§ **Exercise data**:

start

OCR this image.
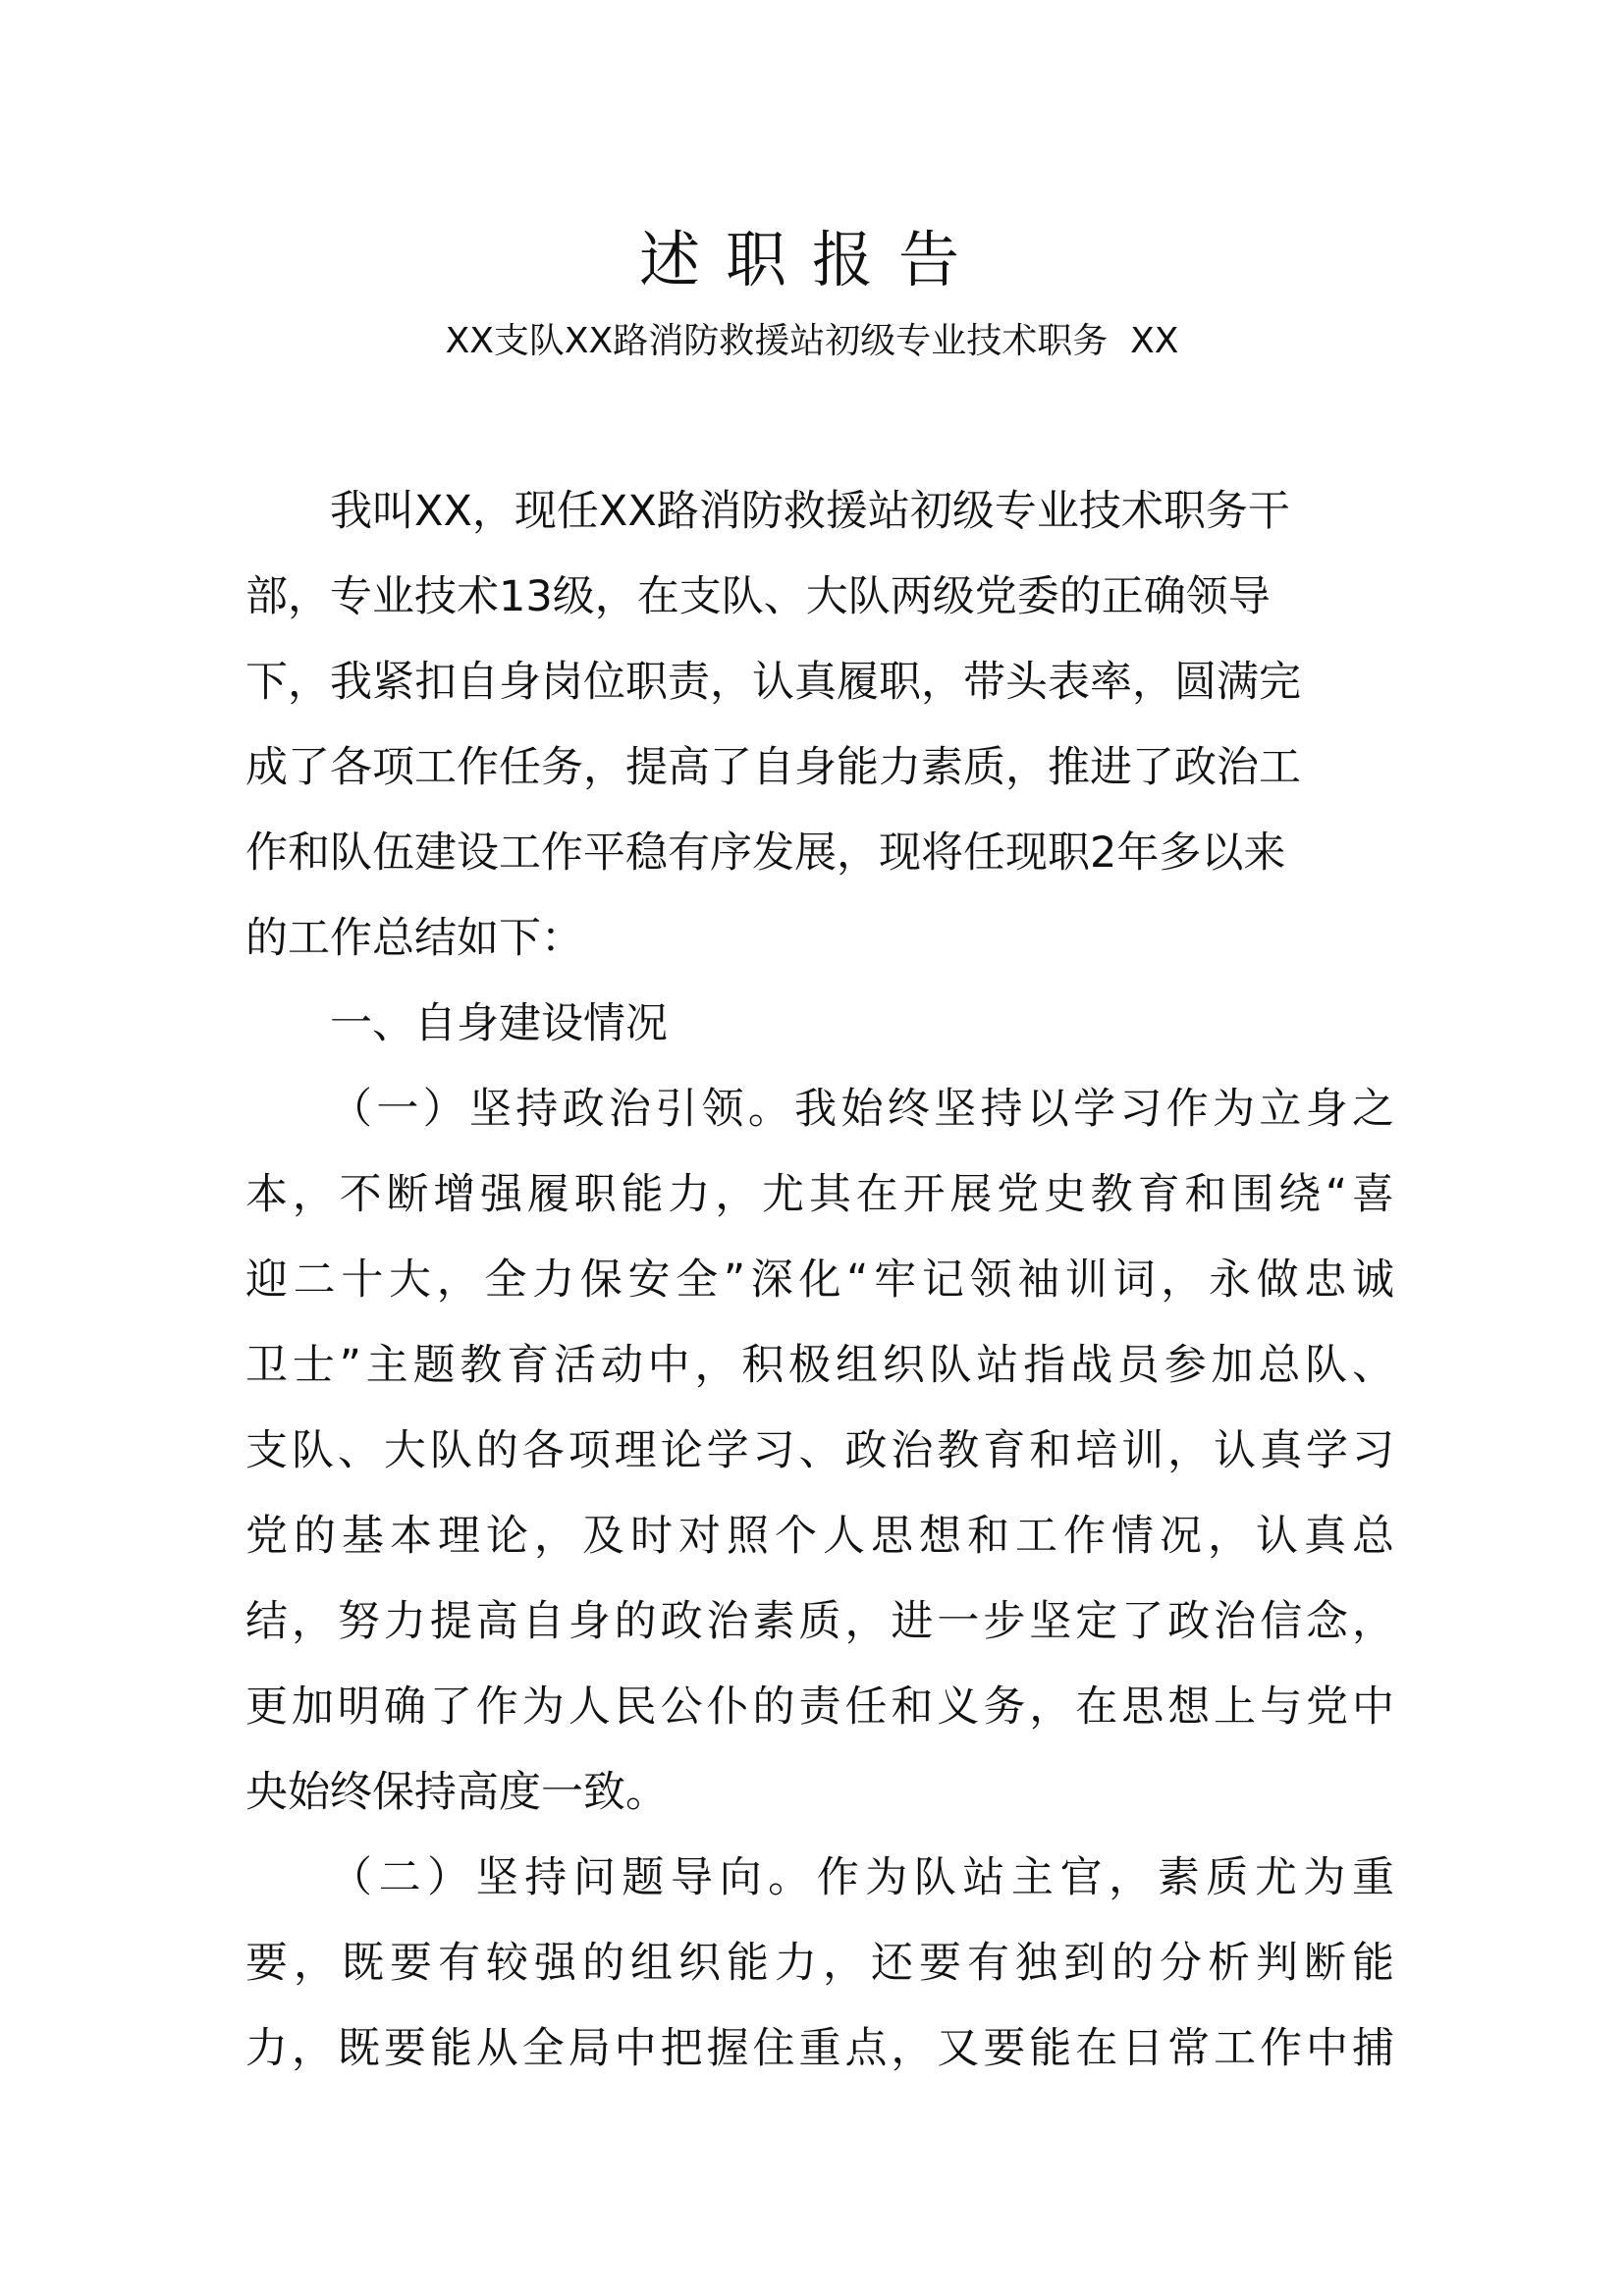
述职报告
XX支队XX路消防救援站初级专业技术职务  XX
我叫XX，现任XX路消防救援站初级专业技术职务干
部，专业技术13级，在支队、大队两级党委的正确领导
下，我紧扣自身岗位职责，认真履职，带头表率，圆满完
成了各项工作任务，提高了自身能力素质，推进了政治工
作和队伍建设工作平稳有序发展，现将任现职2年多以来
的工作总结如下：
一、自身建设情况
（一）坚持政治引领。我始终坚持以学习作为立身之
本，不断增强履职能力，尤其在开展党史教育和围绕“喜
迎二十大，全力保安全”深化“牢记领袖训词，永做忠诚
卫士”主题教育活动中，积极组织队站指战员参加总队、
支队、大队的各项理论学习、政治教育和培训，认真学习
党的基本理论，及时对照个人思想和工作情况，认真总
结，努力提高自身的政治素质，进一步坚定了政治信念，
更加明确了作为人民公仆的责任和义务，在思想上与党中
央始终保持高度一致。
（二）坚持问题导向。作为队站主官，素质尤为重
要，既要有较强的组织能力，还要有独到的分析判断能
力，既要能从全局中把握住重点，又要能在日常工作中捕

end
start

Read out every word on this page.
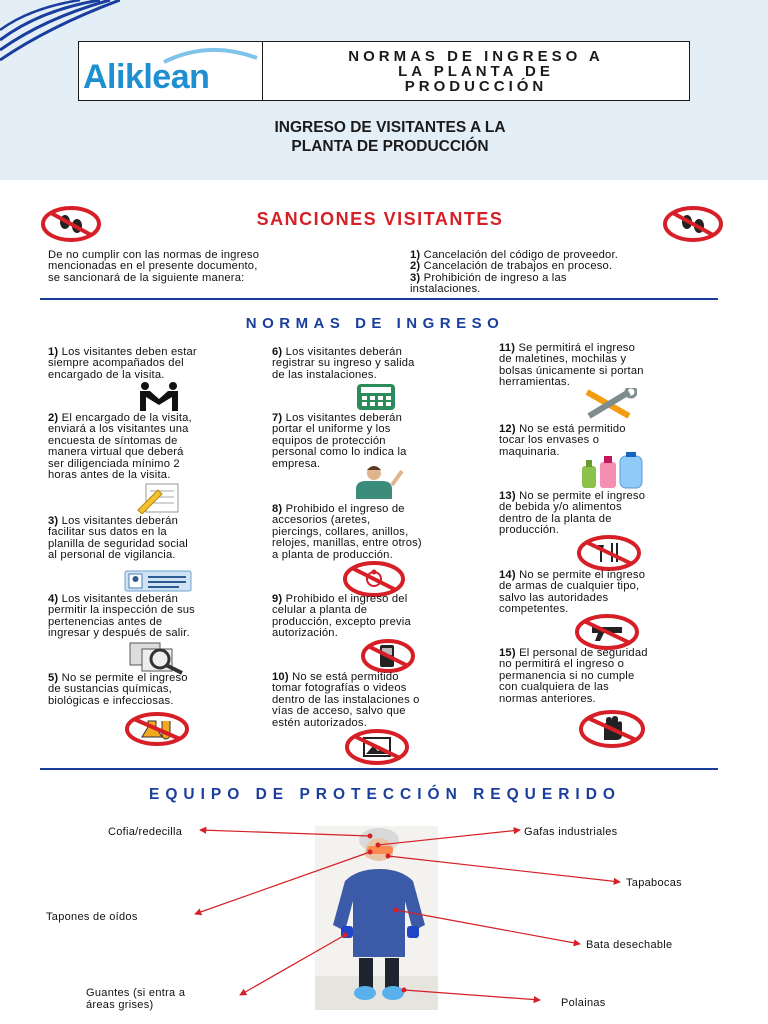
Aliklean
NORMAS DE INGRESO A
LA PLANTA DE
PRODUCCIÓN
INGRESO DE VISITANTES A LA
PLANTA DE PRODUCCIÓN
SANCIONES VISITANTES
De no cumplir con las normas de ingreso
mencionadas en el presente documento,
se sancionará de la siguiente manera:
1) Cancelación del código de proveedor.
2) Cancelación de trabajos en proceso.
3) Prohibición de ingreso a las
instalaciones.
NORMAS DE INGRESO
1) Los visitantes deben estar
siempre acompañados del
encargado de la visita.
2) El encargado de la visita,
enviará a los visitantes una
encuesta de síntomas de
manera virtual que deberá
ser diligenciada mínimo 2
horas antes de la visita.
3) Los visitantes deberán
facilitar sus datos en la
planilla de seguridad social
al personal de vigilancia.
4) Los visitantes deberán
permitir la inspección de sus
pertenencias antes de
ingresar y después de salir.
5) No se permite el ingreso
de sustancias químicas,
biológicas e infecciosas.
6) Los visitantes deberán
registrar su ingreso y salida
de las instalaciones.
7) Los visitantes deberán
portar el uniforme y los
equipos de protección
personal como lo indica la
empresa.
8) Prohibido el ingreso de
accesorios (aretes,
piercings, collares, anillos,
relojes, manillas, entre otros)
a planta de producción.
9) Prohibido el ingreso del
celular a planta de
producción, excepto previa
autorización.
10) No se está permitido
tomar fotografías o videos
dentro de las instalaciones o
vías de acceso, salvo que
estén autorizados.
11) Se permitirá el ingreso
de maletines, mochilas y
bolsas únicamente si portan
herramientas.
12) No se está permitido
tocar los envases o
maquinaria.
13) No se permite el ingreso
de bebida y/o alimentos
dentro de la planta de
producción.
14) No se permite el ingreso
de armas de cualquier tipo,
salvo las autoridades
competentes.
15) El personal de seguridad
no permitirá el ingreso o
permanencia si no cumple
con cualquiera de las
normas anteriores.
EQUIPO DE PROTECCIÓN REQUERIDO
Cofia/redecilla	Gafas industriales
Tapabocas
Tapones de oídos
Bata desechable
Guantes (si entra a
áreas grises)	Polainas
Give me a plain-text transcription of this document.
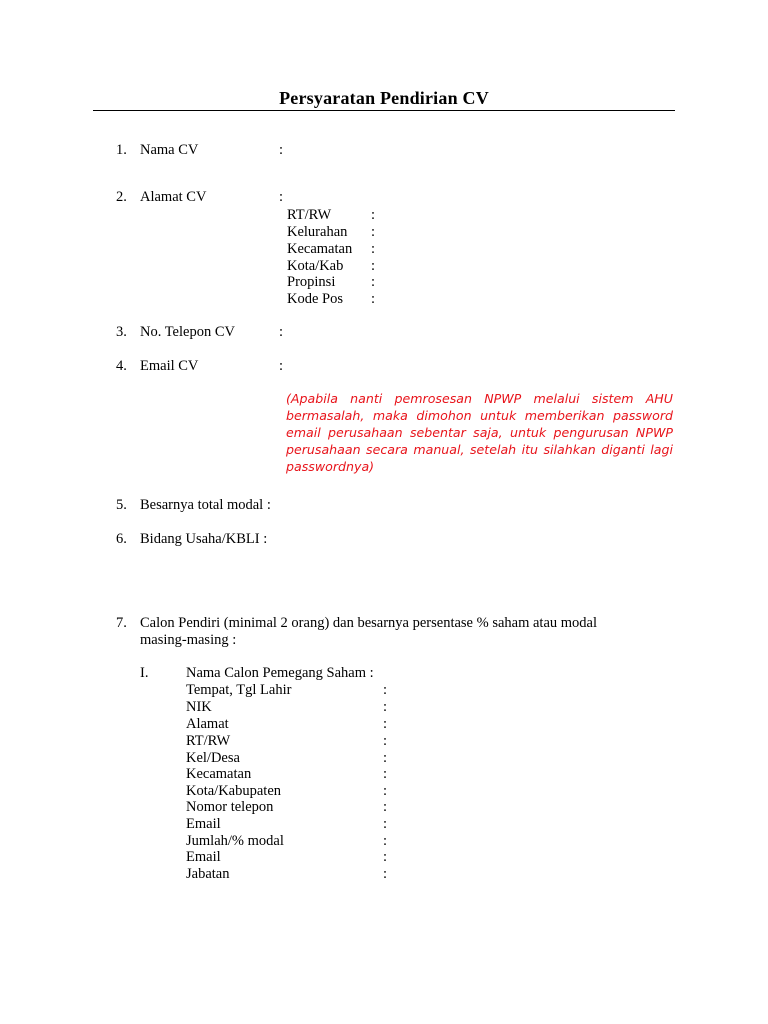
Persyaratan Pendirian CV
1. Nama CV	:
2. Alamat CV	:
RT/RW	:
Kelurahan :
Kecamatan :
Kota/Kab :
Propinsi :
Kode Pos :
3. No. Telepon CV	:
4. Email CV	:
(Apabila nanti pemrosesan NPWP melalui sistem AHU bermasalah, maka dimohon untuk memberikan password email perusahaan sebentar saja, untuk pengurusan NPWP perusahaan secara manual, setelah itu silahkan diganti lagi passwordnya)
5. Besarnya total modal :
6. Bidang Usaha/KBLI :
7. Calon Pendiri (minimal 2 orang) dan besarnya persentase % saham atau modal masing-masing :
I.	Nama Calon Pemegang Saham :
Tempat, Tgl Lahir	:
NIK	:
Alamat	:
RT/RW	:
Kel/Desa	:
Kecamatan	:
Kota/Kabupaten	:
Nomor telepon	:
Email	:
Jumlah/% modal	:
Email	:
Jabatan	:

end

§ **Exercise**:
From the listing above, collect each line in which the string "Nama" appears.

§ **Exercise response**:
1. Nama CV	:
I.	Nama Calon Pemegang Saham :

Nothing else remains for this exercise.